Print the listing below line for line without changes, leaving out the pictures.

— BEGIN Data to use —

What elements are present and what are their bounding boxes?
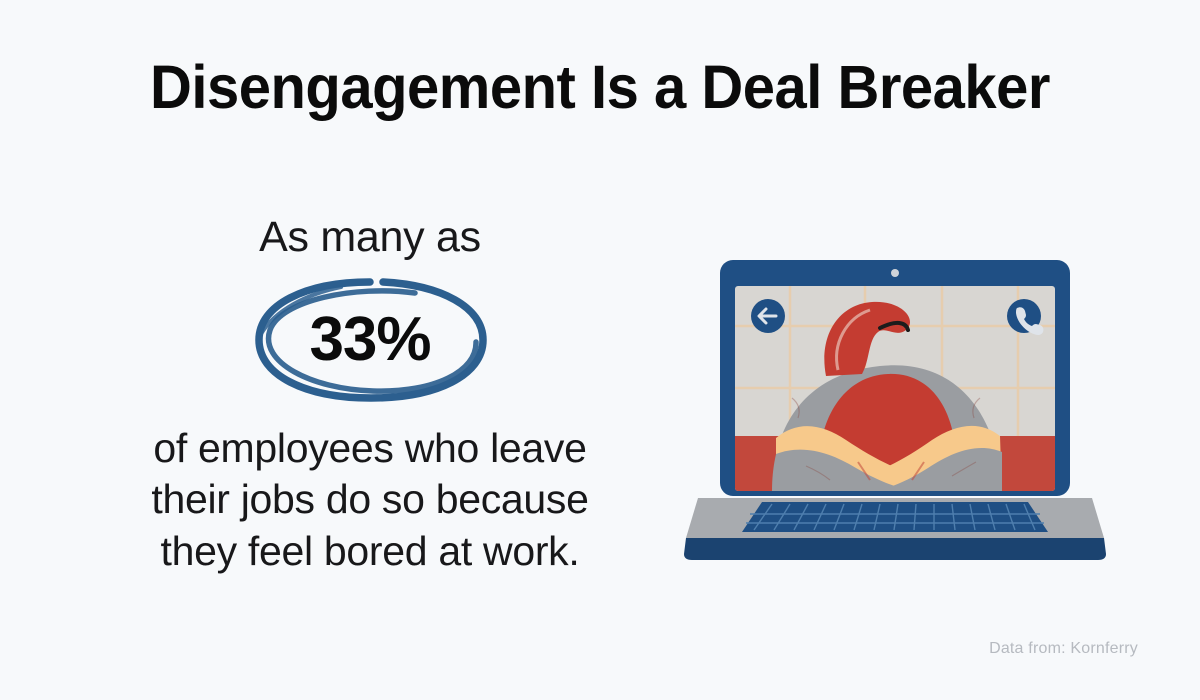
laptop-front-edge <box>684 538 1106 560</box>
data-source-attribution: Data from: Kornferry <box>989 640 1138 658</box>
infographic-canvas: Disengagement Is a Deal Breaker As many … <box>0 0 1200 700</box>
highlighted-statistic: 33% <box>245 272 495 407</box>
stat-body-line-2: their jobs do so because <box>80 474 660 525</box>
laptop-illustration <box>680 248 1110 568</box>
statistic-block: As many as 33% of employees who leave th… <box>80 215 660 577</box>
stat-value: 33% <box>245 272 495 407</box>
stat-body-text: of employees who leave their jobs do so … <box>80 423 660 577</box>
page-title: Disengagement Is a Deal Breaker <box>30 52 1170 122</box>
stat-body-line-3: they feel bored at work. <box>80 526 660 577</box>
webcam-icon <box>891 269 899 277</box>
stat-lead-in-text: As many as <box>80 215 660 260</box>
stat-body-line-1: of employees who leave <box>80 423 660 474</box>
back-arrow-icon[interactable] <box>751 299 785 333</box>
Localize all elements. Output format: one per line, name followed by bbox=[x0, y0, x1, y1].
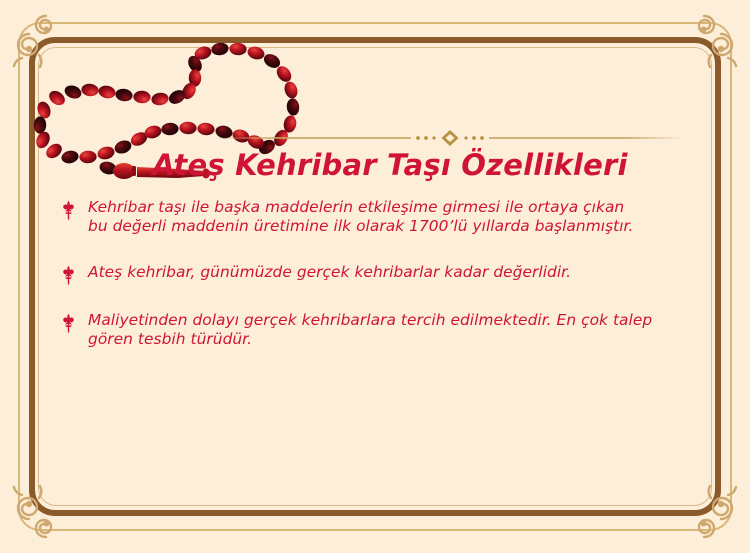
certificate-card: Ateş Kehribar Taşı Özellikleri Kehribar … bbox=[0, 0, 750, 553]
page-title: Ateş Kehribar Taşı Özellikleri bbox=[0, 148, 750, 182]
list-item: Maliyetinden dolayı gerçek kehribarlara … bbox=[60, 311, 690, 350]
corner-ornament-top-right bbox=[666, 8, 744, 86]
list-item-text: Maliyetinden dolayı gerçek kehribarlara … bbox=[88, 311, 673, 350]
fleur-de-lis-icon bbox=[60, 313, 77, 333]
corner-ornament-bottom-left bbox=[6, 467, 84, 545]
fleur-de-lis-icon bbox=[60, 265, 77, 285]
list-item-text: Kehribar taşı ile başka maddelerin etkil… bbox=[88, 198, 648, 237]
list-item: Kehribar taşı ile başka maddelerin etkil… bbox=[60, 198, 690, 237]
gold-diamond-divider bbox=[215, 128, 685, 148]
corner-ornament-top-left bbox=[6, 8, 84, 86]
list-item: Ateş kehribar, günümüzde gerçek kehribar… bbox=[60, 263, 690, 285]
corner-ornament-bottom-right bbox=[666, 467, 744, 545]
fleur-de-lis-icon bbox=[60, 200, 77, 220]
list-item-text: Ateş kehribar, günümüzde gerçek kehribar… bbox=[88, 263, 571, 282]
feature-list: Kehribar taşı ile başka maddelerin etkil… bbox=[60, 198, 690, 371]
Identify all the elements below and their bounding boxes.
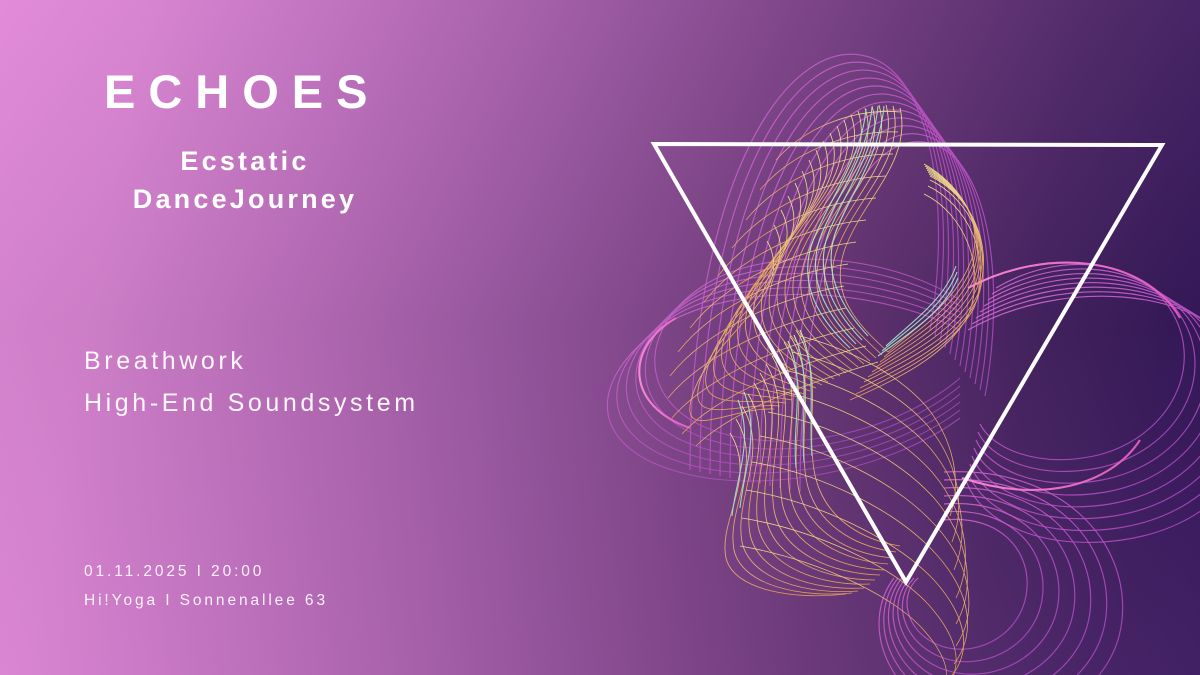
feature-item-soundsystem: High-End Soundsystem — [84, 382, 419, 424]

— END Data to use —

### Result of this exercise
What elements are present and what are their bounding boxes?
laptop-front-edge <box>684 538 1106 560</box>
data-source-attribution: Data from: Kornferry <box>989 640 1138 658</box>
infographic-canvas: Disengagement Is a Deal Breaker As many … <box>0 0 1200 700</box>
highlighted-statistic: 33% <box>245 272 495 407</box>
stat-body-line-2: their jobs do so because <box>80 474 660 525</box>
laptop-illustration <box>680 248 1110 568</box>
statistic-block: As many as 33% of employees who leave th… <box>80 215 660 577</box>
stat-value: 33% <box>245 272 495 407</box>
stat-body-text: of employees who leave their jobs do so … <box>80 423 660 577</box>
page-title: Disengagement Is a Deal Breaker <box>30 52 1170 122</box>
stat-body-line-3: they feel bored at work. <box>80 526 660 577</box>
webcam-icon <box>891 269 899 277</box>
stat-lead-in-text: As many as <box>80 215 660 260</box>
stat-body-line-1: of employees who leave <box>80 423 660 474</box>
back-arrow-icon[interactable] <box>751 299 785 333</box>
Localize all elements. Output format: one per line, name followed by bbox=[x0, y0, x1, y1].
certificate-card: Ateş Kehribar Taşı Özellikleri Kehribar … bbox=[0, 0, 750, 553]
page-title: Ateş Kehribar Taşı Özellikleri bbox=[0, 148, 750, 182]
list-item: Maliyetinden dolayı gerçek kehribarlara … bbox=[60, 311, 690, 350]
corner-ornament-top-right bbox=[666, 8, 744, 86]
list-item-text: Maliyetinden dolayı gerçek kehribarlara … bbox=[88, 311, 673, 350]
fleur-de-lis-icon bbox=[60, 313, 77, 333]
corner-ornament-bottom-left bbox=[6, 467, 84, 545]
fleur-de-lis-icon bbox=[60, 265, 77, 285]
list-item-text: Kehribar taşı ile başka maddelerin etkil… bbox=[88, 198, 648, 237]
list-item: Kehribar taşı ile başka maddelerin etkil… bbox=[60, 198, 690, 237]
gold-diamond-divider bbox=[215, 128, 685, 148]
corner-ornament-top-left bbox=[6, 8, 84, 86]
list-item: Ateş kehribar, günümüzde gerçek kehribar… bbox=[60, 263, 690, 285]
corner-ornament-bottom-right bbox=[666, 467, 744, 545]
fleur-de-lis-icon bbox=[60, 200, 77, 220]
list-item-text: Ateş kehribar, günümüzde gerçek kehribar… bbox=[88, 263, 571, 282]
feature-list: Kehribar taşı ile başka maddelerin etkil… bbox=[60, 198, 690, 371]
Identify all the elements below and their bounding boxes.
feature-item-soundsystem: High-End Soundsystem — [84, 382, 419, 424]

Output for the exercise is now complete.